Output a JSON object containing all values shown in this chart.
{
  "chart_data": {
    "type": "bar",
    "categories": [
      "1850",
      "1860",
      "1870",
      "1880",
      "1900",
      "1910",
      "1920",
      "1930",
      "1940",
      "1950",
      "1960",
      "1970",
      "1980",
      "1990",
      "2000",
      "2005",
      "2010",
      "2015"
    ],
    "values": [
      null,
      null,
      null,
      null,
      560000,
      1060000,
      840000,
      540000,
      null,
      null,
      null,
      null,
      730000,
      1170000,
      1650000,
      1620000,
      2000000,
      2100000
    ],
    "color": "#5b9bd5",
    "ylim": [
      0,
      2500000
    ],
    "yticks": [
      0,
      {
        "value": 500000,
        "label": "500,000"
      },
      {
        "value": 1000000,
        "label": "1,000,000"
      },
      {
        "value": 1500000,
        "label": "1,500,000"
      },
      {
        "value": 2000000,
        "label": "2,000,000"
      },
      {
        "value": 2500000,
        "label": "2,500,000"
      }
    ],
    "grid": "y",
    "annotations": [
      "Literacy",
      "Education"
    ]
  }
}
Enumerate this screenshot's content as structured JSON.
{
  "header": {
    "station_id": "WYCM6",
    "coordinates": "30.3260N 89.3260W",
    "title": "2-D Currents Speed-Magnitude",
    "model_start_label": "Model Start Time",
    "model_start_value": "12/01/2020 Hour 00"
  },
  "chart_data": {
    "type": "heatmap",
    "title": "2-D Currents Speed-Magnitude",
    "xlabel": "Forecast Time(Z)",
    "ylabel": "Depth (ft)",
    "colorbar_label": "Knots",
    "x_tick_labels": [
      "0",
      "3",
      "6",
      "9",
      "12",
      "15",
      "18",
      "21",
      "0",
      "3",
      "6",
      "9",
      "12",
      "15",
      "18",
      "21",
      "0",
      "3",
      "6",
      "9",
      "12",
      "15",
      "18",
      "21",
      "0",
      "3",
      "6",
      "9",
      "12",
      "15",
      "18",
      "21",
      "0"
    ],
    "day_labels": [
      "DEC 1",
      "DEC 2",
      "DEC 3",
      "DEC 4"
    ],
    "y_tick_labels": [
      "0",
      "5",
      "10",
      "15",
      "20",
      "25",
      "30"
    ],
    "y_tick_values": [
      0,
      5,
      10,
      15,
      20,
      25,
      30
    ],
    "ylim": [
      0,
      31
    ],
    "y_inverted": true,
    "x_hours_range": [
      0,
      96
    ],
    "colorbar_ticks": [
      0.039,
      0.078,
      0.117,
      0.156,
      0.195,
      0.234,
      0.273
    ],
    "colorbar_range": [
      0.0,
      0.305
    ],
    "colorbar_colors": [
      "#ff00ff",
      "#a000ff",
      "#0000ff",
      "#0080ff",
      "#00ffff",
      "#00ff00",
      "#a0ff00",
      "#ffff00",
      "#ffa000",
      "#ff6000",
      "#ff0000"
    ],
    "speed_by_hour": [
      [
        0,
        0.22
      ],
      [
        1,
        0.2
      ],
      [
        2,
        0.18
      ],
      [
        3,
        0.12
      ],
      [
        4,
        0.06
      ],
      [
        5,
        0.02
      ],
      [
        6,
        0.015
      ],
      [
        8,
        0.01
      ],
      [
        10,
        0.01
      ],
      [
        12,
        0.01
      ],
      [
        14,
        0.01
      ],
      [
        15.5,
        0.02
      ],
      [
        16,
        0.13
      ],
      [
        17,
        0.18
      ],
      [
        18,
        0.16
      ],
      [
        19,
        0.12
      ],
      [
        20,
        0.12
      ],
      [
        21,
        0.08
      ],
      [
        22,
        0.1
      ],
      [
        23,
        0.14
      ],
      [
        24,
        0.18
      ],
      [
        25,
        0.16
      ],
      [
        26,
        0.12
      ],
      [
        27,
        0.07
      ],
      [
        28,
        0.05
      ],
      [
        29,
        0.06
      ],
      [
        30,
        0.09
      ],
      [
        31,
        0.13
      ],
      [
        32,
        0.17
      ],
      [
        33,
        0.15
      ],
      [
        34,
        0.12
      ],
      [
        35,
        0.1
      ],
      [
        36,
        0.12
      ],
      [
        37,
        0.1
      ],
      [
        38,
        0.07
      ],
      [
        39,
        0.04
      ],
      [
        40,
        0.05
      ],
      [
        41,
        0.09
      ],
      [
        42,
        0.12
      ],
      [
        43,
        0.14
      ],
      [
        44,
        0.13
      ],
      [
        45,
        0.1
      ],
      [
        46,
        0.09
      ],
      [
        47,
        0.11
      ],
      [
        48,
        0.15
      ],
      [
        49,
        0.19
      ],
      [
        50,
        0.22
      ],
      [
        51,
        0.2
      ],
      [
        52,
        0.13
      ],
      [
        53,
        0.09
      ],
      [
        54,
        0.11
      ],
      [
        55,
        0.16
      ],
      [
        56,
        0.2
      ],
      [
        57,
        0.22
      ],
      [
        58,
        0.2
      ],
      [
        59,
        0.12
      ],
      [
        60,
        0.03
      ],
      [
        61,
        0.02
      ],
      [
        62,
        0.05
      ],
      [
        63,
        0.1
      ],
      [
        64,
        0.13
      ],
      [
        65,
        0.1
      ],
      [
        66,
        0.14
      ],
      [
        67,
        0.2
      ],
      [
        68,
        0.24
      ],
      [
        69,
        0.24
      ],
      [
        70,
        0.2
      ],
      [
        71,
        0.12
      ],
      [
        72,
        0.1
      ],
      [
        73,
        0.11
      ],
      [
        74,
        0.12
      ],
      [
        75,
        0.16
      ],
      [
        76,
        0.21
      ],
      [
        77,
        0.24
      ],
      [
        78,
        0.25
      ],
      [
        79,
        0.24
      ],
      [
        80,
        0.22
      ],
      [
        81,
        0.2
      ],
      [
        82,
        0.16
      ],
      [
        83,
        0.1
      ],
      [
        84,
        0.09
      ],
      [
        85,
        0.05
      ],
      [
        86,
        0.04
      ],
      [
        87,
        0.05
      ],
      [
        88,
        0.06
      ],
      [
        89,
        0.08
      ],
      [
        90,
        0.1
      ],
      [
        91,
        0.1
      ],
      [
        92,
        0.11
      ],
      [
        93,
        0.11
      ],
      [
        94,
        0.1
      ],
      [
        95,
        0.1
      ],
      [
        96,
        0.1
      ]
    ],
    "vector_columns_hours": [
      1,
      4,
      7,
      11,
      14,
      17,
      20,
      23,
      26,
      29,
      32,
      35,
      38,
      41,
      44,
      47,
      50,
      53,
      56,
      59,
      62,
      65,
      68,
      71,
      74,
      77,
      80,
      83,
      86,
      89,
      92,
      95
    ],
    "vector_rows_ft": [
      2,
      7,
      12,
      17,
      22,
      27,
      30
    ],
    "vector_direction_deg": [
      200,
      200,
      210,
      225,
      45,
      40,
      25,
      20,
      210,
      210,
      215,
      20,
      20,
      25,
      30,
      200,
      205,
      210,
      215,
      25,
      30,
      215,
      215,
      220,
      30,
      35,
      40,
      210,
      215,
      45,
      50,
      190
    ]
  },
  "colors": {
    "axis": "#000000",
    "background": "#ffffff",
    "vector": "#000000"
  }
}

━━━━

> _YOUR INSTRUCTIONS_: Reproduce the full listing exactly.

> _ANSWER TO THE TASK_:
Output a JSON object containing all values shown in this chart.
{
  "chart_data": {
    "type": "bar",
    "categories": [
      "1850",
      "1860",
      "1870",
      "1880",
      "1900",
      "1910",
      "1920",
      "1930",
      "1940",
      "1950",
      "1960",
      "1970",
      "1980",
      "1990",
      "2000",
      "2005",
      "2010",
      "2015"
    ],
    "values": [
      null,
      null,
      null,
      null,
      560000,
      1060000,
      840000,
      540000,
      null,
      null,
      null,
      null,
      730000,
      1170000,
      1650000,
      1620000,
      2000000,
      2100000
    ],
    "color": "#5b9bd5",
    "ylim": [
      0,
      2500000
    ],
    "yticks": [
      0,
      {
        "value": 500000,
        "label": "500,000"
      },
      {
        "value": 1000000,
        "label": "1,000,000"
      },
      {
        "value": 1500000,
        "label": "1,500,000"
      },
      {
        "value": 2000000,
        "label": "2,000,000"
      },
      {
        "value": 2500000,
        "label": "2,500,000"
      }
    ],
    "grid": "y",
    "annotations": [
      "Literacy",
      "Education"
    ]
  }
}
Enumerate this screenshot's content as structured JSON.
{
  "header": {
    "station_id": "WYCM6",
    "coordinates": "30.3260N 89.3260W",
    "title": "2-D Currents Speed-Magnitude",
    "model_start_label": "Model Start Time",
    "model_start_value": "12/01/2020 Hour 00"
  },
  "chart_data": {
    "type": "heatmap",
    "title": "2-D Currents Speed-Magnitude",
    "xlabel": "Forecast Time(Z)",
    "ylabel": "Depth (ft)",
    "colorbar_label": "Knots",
    "x_tick_labels": [
      "0",
      "3",
      "6",
      "9",
      "12",
      "15",
      "18",
      "21",
      "0",
      "3",
      "6",
      "9",
      "12",
      "15",
      "18",
      "21",
      "0",
      "3",
      "6",
      "9",
      "12",
      "15",
      "18",
      "21",
      "0",
      "3",
      "6",
      "9",
      "12",
      "15",
      "18",
      "21",
      "0"
    ],
    "day_labels": [
      "DEC 1",
      "DEC 2",
      "DEC 3",
      "DEC 4"
    ],
    "y_tick_labels": [
      "0",
      "5",
      "10",
      "15",
      "20",
      "25",
      "30"
    ],
    "y_tick_values": [
      0,
      5,
      10,
      15,
      20,
      25,
      30
    ],
    "ylim": [
      0,
      31
    ],
    "y_inverted": true,
    "x_hours_range": [
      0,
      96
    ],
    "colorbar_ticks": [
      0.039,
      0.078,
      0.117,
      0.156,
      0.195,
      0.234,
      0.273
    ],
    "colorbar_range": [
      0.0,
      0.305
    ],
    "colorbar_colors": [
      "#ff00ff",
      "#a000ff",
      "#0000ff",
      "#0080ff",
      "#00ffff",
      "#00ff00",
      "#a0ff00",
      "#ffff00",
      "#ffa000",
      "#ff6000",
      "#ff0000"
    ],
    "speed_by_hour": [
      [
        0,
        0.22
      ],
      [
        1,
        0.2
      ],
      [
        2,
        0.18
      ],
      [
        3,
        0.12
      ],
      [
        4,
        0.06
      ],
      [
        5,
        0.02
      ],
      [
        6,
        0.015
      ],
      [
        8,
        0.01
      ],
      [
        10,
        0.01
      ],
      [
        12,
        0.01
      ],
      [
        14,
        0.01
      ],
      [
        15.5,
        0.02
      ],
      [
        16,
        0.13
      ],
      [
        17,
        0.18
      ],
      [
        18,
        0.16
      ],
      [
        19,
        0.12
      ],
      [
        20,
        0.12
      ],
      [
        21,
        0.08
      ],
      [
        22,
        0.1
      ],
      [
        23,
        0.14
      ],
      [
        24,
        0.18
      ],
      [
        25,
        0.16
      ],
      [
        26,
        0.12
      ],
      [
        27,
        0.07
      ],
      [
        28,
        0.05
      ],
      [
        29,
        0.06
      ],
      [
        30,
        0.09
      ],
      [
        31,
        0.13
      ],
      [
        32,
        0.17
      ],
      [
        33,
        0.15
      ],
      [
        34,
        0.12
      ],
      [
        35,
        0.1
      ],
      [
        36,
        0.12
      ],
      [
        37,
        0.1
      ],
      [
        38,
        0.07
      ],
      [
        39,
        0.04
      ],
      [
        40,
        0.05
      ],
      [
        41,
        0.09
      ],
      [
        42,
        0.12
      ],
      [
        43,
        0.14
      ],
      [
        44,
        0.13
      ],
      [
        45,
        0.1
      ],
      [
        46,
        0.09
      ],
      [
        47,
        0.11
      ],
      [
        48,
        0.15
      ],
      [
        49,
        0.19
      ],
      [
        50,
        0.22
      ],
      [
        51,
        0.2
      ],
      [
        52,
        0.13
      ],
      [
        53,
        0.09
      ],
      [
        54,
        0.11
      ],
      [
        55,
        0.16
      ],
      [
        56,
        0.2
      ],
      [
        57,
        0.22
      ],
      [
        58,
        0.2
      ],
      [
        59,
        0.12
      ],
      [
        60,
        0.03
      ],
      [
        61,
        0.02
      ],
      [
        62,
        0.05
      ],
      [
        63,
        0.1
      ],
      [
        64,
        0.13
      ],
      [
        65,
        0.1
      ],
      [
        66,
        0.14
      ],
      [
        67,
        0.2
      ],
      [
        68,
        0.24
      ],
      [
        69,
        0.24
      ],
      [
        70,
        0.2
      ],
      [
        71,
        0.12
      ],
      [
        72,
        0.1
      ],
      [
        73,
        0.11
      ],
      [
        74,
        0.12
      ],
      [
        75,
        0.16
      ],
      [
        76,
        0.21
      ],
      [
        77,
        0.24
      ],
      [
        78,
        0.25
      ],
      [
        79,
        0.24
      ],
      [
        80,
        0.22
      ],
      [
        81,
        0.2
      ],
      [
        82,
        0.16
      ],
      [
        83,
        0.1
      ],
      [
        84,
        0.09
      ],
      [
        85,
        0.05
      ],
      [
        86,
        0.04
      ],
      [
        87,
        0.05
      ],
      [
        88,
        0.06
      ],
      [
        89,
        0.08
      ],
      [
        90,
        0.1
      ],
      [
        91,
        0.1
      ],
      [
        92,
        0.11
      ],
      [
        93,
        0.11
      ],
      [
        94,
        0.1
      ],
      [
        95,
        0.1
      ],
      [
        96,
        0.1
      ]
    ],
    "vector_columns_hours": [
      1,
      4,
      7,
      11,
      14,
      17,
      20,
      23,
      26,
      29,
      32,
      35,
      38,
      41,
      44,
      47,
      50,
      53,
      56,
      59,
      62,
      65,
      68,
      71,
      74,
      77,
      80,
      83,
      86,
      89,
      92,
      95
    ],
    "vector_rows_ft": [
      2,
      7,
      12,
      17,
      22,
      27,
      30
    ],
    "vector_direction_deg": [
      200,
      200,
      210,
      225,
      45,
      40,
      25,
      20,
      210,
      210,
      215,
      20,
      20,
      25,
      30,
      200,
      205,
      210,
      215,
      25,
      30,
      215,
      215,
      220,
      30,
      35,
      40,
      210,
      215,
      45,
      50,
      190
    ]
  },
  "colors": {
    "axis": "#000000",
    "background": "#ffffff",
    "vector": "#000000"
  }
}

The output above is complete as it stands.